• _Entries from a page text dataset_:
_ _ _ _

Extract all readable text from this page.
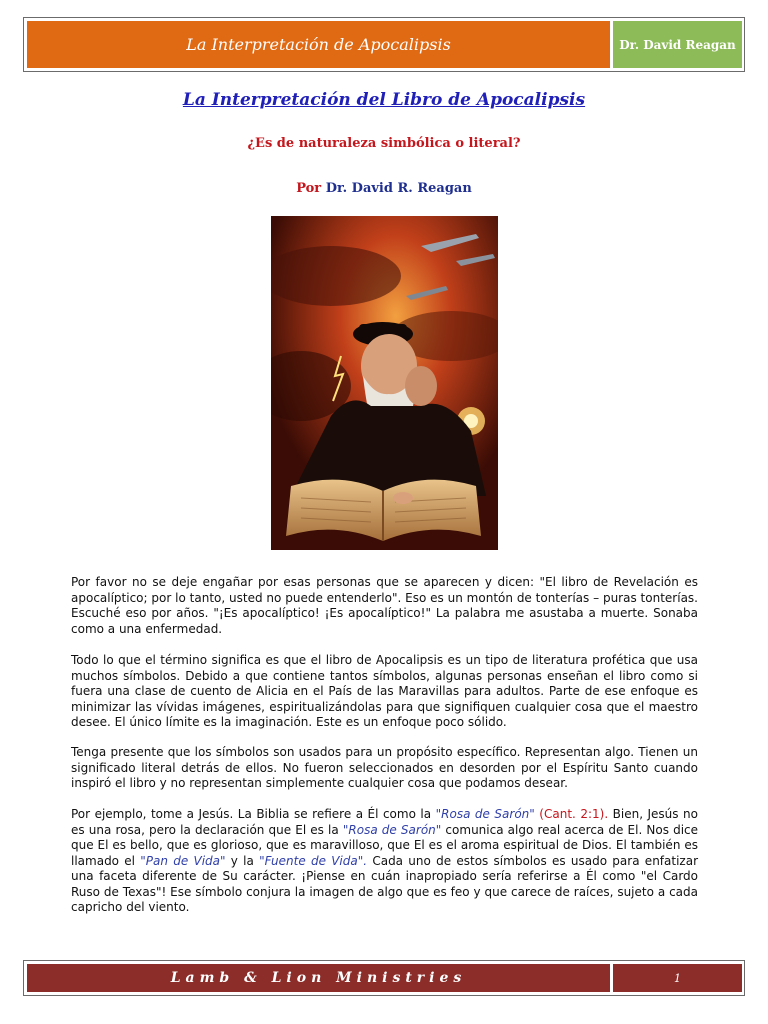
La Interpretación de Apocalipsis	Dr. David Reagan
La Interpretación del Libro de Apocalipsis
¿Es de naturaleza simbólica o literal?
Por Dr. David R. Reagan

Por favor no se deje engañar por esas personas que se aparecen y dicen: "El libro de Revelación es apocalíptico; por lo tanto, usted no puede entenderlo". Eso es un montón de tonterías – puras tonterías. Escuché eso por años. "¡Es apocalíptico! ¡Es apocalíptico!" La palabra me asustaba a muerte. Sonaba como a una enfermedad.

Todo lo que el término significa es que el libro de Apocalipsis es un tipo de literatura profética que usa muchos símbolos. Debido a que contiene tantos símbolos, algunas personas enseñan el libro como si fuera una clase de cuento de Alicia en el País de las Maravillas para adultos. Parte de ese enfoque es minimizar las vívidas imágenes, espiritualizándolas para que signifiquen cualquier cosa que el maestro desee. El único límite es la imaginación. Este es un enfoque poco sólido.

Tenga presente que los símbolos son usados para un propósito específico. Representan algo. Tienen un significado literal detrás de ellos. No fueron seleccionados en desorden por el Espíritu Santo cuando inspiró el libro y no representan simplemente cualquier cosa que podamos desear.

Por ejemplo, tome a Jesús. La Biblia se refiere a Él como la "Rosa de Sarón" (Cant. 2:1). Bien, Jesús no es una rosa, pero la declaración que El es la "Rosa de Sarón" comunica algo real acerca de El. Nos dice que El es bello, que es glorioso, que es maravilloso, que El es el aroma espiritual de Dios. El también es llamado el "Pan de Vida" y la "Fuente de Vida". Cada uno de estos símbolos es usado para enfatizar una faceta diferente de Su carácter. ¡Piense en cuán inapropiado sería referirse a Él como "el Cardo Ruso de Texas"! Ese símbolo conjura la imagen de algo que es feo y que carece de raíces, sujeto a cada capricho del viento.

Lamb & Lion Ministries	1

_ _ _ _

Would you please give the number of lines in the data above that contain the string "personas"? Reply with that number only.

2